>> start Dataset records

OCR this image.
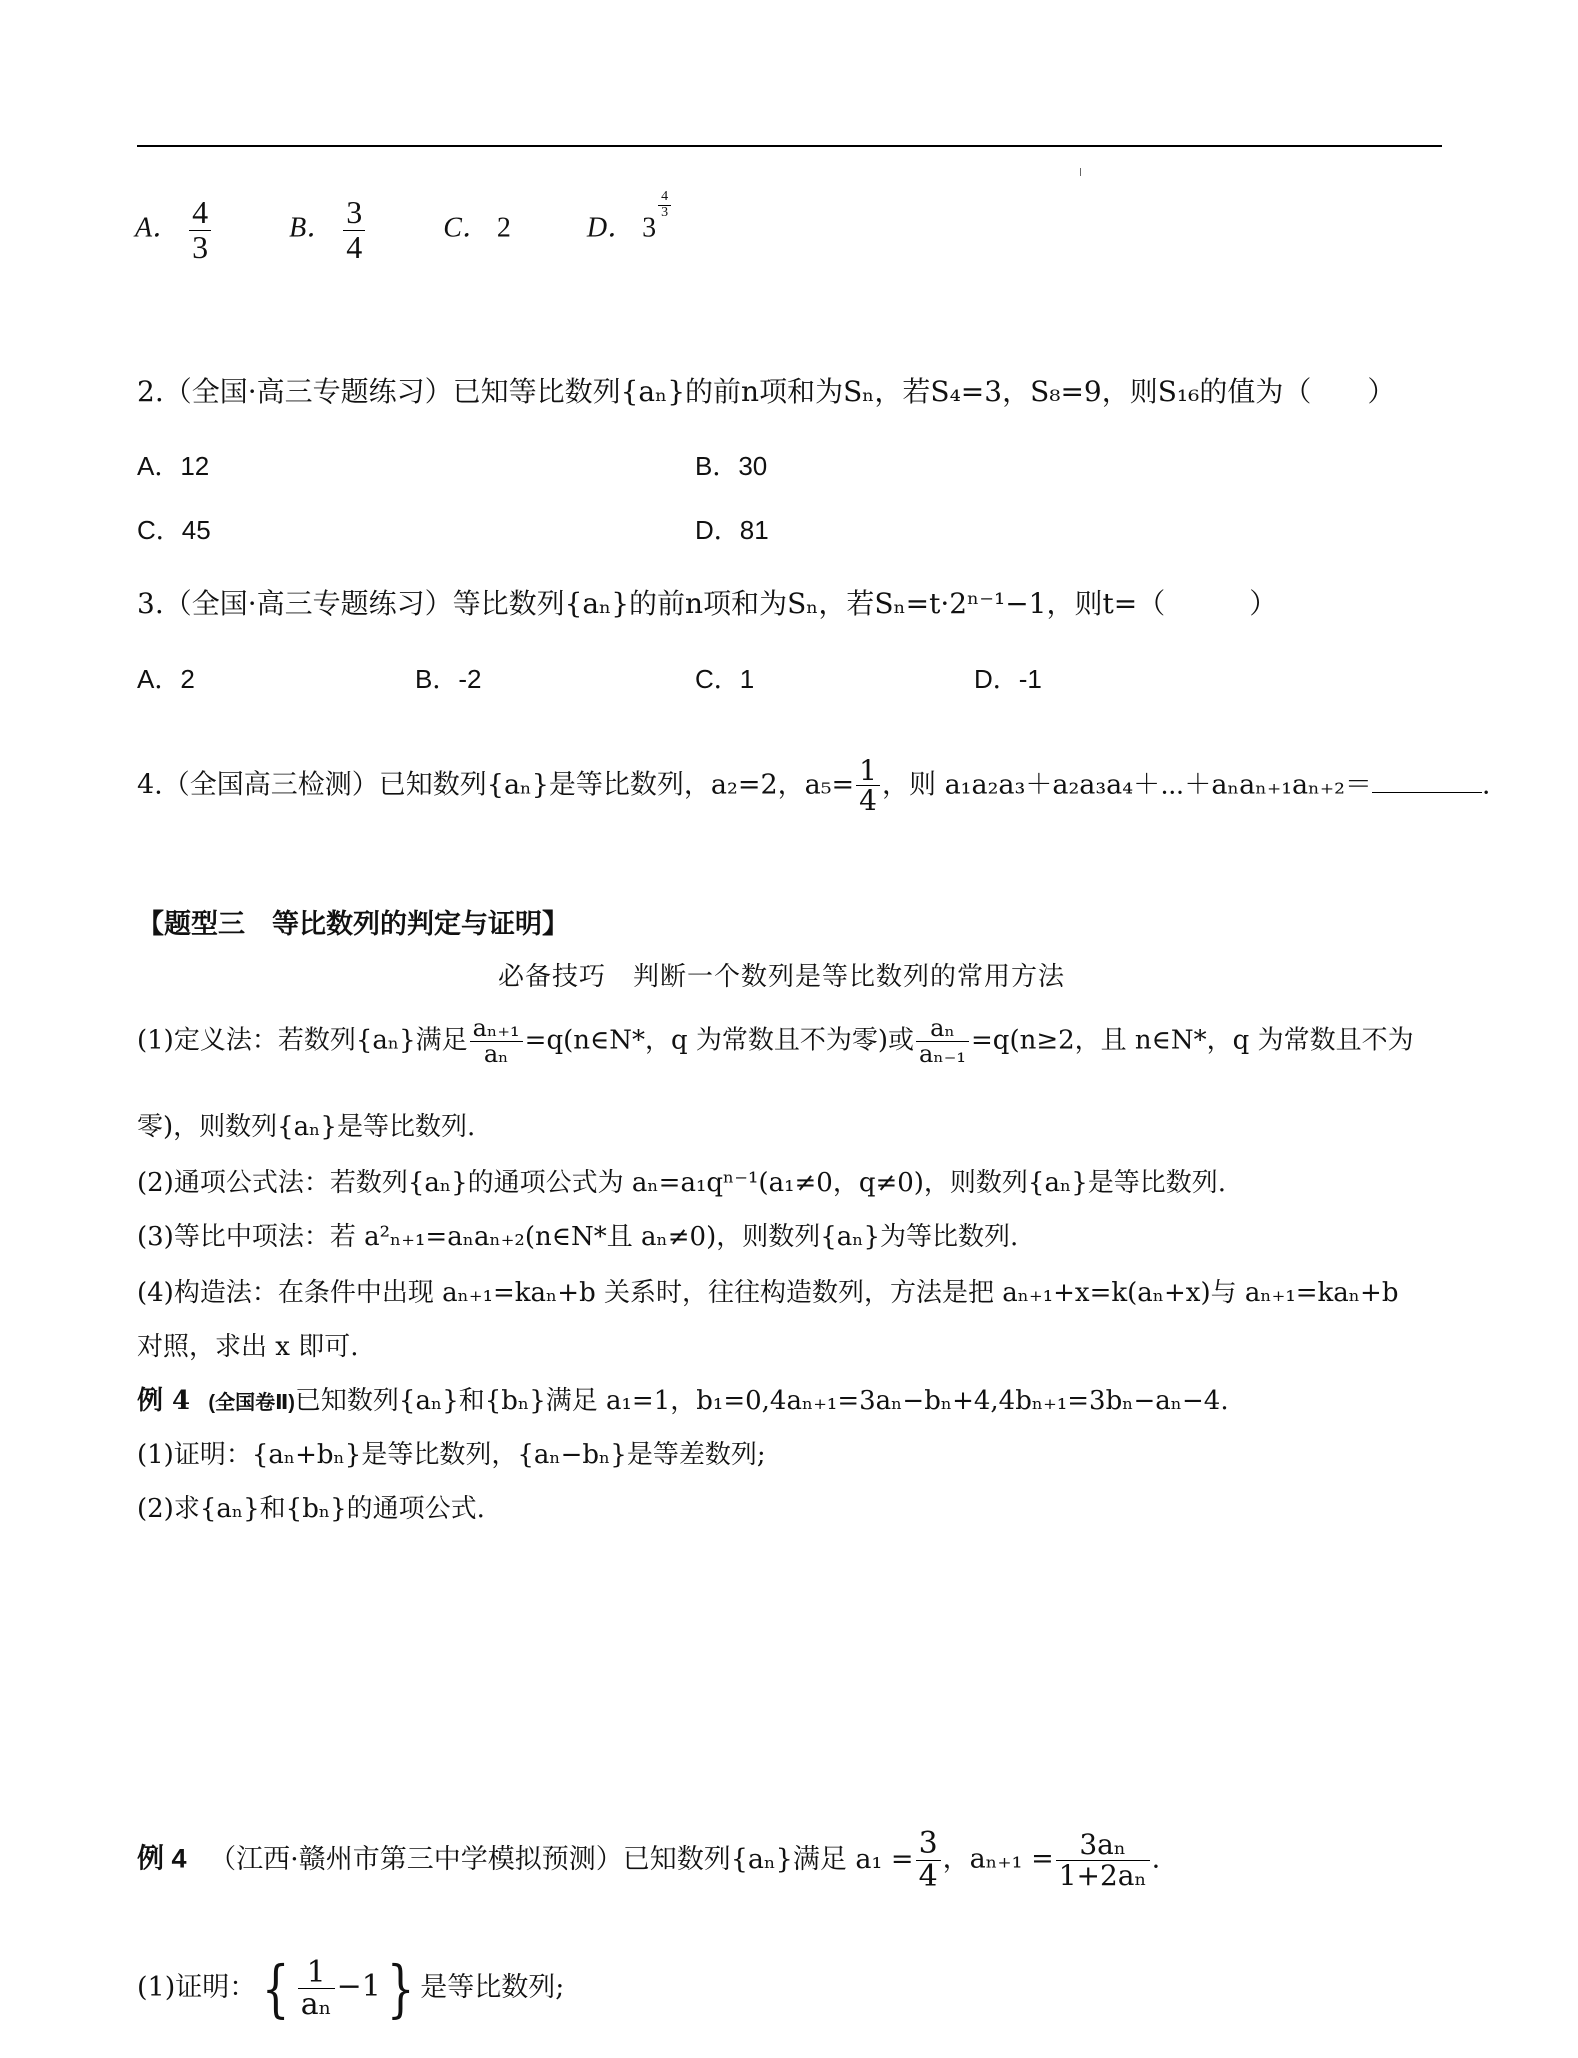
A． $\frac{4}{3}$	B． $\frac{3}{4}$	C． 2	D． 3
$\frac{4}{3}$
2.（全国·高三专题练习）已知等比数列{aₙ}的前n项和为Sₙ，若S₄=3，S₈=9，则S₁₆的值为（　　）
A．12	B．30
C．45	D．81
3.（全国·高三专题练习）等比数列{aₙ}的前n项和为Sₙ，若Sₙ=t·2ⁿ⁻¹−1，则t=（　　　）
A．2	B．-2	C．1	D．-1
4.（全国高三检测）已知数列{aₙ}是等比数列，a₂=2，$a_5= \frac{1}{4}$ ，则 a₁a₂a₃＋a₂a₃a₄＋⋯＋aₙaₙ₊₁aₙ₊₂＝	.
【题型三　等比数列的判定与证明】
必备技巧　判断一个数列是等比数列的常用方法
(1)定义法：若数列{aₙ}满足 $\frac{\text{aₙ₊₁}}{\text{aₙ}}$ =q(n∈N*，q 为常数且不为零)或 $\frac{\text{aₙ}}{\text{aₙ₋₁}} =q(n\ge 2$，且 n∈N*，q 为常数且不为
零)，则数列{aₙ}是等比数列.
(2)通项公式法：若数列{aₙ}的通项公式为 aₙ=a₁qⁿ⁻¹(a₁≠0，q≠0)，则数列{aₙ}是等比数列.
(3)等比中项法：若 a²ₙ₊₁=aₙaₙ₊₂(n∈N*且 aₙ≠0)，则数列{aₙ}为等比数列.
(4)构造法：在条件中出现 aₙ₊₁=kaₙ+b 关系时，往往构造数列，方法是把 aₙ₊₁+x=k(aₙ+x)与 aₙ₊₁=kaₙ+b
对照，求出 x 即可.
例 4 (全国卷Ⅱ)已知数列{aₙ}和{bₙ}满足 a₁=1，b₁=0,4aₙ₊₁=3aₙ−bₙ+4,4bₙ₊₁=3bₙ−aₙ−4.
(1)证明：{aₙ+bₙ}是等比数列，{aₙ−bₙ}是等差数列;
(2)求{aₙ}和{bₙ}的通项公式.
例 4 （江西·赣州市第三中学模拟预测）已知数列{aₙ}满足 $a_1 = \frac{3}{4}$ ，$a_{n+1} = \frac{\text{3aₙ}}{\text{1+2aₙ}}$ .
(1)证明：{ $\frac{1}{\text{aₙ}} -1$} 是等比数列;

>> end Dataset records

Exercise objective: Extract each line holding the word "已知数列" from the records.

Task answer:
4.（全国高三检测）已知数列{aₙ}是等比数列，a₂=2，$a_5= \frac{1}{4}$ ，则 a₁a₂a₃＋a₂a₃a₄＋⋯＋aₙaₙ₊₁aₙ₊₂＝	.
例 4 (全国卷Ⅱ)已知数列{aₙ}和{bₙ}满足 a₁=1，b₁=0,4aₙ₊₁=3aₙ−bₙ+4,4bₙ₊₁=3bₙ−aₙ−4.
例 4 （江西·赣州市第三中学模拟预测）已知数列{aₙ}满足 $a_1 = \frac{3}{4}$ ，$a_{n+1} = \frac{\text{3aₙ}}{\text{1+2aₙ}}$ .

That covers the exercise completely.